## Objective
Scan the material for the word "data", and copy each line where it shows up.

## Some records
--- Begin ---

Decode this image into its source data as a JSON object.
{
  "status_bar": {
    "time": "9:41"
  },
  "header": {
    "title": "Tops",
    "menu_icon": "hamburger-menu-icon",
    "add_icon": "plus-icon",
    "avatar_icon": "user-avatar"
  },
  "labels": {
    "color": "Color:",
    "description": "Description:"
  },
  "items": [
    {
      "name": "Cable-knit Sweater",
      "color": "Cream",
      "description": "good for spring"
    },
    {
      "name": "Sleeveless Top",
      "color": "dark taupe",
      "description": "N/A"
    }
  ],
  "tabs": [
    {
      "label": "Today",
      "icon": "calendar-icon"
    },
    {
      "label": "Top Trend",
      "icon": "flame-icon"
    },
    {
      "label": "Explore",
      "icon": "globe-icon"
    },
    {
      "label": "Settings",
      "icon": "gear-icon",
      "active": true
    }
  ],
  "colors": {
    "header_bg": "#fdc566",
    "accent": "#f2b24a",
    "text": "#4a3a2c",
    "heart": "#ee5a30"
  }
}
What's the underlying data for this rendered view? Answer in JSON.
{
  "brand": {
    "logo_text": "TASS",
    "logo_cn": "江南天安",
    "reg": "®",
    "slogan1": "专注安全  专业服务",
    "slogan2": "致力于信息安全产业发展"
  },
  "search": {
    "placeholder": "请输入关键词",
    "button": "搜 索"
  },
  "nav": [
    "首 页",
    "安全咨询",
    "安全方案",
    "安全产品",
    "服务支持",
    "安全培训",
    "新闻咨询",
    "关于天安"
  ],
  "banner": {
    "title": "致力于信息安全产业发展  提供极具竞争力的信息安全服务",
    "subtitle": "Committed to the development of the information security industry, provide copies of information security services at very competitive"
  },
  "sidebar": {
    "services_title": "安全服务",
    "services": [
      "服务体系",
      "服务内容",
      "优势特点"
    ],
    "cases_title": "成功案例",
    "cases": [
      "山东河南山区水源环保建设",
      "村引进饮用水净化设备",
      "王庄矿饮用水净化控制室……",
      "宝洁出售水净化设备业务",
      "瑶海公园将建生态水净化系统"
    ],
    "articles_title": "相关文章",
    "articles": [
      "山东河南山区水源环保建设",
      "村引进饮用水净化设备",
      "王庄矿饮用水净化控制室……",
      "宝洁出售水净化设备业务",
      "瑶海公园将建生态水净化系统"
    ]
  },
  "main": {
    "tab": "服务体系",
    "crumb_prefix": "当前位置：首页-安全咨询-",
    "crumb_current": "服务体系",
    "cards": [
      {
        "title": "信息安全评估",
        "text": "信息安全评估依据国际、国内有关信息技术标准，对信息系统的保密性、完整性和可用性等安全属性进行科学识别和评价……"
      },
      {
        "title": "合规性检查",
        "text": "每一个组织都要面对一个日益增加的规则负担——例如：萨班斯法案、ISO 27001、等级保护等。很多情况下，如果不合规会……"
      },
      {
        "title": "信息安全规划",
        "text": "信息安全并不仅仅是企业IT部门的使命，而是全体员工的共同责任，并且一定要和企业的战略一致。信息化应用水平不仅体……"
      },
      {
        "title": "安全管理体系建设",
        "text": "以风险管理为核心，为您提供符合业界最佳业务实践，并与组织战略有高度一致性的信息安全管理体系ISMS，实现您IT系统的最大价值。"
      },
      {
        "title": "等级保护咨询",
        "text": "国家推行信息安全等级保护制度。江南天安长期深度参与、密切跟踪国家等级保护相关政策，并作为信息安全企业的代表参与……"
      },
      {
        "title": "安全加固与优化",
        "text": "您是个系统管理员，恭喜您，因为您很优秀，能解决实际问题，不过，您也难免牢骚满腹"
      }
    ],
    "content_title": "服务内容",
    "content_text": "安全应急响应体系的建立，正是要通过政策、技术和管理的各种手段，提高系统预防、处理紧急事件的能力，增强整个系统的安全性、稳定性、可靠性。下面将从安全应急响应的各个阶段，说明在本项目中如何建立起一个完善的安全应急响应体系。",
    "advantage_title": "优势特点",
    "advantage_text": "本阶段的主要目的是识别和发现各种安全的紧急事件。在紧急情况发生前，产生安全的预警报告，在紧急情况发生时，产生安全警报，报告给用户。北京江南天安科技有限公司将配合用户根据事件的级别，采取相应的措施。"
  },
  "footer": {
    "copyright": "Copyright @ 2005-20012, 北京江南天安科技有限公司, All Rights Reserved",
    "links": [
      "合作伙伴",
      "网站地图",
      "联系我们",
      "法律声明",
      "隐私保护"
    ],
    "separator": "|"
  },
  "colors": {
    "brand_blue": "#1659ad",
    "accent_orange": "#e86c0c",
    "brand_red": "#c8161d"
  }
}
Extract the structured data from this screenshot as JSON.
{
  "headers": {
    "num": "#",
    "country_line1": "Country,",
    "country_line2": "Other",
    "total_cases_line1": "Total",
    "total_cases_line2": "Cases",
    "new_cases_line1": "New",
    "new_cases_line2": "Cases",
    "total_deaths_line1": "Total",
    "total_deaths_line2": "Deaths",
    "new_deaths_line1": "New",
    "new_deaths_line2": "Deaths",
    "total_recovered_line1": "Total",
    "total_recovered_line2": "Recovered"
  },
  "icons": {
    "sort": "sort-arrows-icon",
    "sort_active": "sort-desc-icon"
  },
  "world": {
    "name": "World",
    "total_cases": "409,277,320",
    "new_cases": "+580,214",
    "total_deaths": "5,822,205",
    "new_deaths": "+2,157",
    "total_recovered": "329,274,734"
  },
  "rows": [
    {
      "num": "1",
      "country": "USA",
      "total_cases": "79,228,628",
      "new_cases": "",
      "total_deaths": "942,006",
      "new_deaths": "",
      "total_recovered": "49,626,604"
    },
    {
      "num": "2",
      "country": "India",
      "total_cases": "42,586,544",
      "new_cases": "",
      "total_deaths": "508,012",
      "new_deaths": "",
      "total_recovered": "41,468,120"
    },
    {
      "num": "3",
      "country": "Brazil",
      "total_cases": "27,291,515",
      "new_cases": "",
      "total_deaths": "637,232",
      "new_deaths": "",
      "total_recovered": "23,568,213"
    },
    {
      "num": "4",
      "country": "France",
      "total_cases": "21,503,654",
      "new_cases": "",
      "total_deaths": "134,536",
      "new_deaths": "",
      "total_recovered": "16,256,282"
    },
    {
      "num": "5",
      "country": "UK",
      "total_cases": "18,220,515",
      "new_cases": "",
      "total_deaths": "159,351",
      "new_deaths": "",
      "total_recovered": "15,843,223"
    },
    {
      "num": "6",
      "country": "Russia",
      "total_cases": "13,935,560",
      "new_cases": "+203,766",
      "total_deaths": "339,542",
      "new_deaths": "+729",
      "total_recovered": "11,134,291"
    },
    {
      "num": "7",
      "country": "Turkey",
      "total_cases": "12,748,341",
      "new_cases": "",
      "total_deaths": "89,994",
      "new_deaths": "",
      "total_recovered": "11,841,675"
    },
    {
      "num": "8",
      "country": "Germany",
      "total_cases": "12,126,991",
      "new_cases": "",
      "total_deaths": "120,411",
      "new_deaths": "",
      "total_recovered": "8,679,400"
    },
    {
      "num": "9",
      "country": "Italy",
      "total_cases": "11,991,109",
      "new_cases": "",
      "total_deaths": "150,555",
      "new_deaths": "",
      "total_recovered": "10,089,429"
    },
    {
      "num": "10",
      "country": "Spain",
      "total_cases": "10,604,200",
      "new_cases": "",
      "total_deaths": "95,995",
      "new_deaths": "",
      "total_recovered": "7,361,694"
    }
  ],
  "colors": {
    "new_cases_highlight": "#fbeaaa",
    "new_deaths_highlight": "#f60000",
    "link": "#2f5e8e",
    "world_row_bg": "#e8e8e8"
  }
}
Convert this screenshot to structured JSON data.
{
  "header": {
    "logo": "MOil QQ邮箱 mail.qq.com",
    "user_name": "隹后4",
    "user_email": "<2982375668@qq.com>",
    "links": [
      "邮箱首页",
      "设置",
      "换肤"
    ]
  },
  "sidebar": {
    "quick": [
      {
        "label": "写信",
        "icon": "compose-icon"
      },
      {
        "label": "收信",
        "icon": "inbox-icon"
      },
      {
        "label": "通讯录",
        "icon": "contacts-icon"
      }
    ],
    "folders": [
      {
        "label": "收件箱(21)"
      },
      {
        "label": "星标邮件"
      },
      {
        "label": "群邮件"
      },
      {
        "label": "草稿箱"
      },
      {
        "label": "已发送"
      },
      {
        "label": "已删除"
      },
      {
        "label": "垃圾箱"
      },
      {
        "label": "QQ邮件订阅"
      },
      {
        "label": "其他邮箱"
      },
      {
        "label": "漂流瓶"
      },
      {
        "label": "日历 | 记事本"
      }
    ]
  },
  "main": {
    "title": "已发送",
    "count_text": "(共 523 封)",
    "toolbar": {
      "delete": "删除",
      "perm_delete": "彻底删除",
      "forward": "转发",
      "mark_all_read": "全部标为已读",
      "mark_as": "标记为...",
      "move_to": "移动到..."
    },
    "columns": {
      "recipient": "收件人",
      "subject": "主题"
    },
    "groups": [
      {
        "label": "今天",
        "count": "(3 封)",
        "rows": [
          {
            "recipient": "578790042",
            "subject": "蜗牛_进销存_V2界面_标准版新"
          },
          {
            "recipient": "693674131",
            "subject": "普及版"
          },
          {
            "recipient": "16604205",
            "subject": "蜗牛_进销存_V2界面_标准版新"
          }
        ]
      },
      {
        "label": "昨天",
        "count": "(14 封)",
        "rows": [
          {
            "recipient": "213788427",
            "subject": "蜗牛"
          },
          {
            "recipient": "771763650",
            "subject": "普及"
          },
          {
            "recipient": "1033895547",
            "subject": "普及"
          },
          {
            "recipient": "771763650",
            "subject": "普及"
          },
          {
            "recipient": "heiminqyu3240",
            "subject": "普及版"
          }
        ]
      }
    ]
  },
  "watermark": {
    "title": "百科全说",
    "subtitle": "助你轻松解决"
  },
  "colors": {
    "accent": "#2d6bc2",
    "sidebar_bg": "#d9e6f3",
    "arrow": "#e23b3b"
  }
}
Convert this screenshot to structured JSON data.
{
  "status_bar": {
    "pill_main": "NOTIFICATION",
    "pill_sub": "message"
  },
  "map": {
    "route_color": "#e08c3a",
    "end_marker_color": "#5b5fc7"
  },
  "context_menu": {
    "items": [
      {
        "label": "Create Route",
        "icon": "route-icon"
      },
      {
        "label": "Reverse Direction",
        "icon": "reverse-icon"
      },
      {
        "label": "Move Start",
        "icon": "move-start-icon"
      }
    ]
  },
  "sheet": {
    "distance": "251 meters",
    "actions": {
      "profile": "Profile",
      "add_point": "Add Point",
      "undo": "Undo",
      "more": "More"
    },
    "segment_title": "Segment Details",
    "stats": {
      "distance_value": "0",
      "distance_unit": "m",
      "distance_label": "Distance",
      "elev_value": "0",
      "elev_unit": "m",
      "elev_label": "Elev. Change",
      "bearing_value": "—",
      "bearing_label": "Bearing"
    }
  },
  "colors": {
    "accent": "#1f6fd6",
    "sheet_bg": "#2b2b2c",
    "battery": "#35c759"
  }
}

--- End ---

## Written reply
Decode this image into its source data as a JSON object.
What's the underlying data for this rendered view? Answer in JSON.
Extract the structured data from this screenshot as JSON.
Convert this screenshot to structured JSON data.
Convert this screenshot to structured JSON data.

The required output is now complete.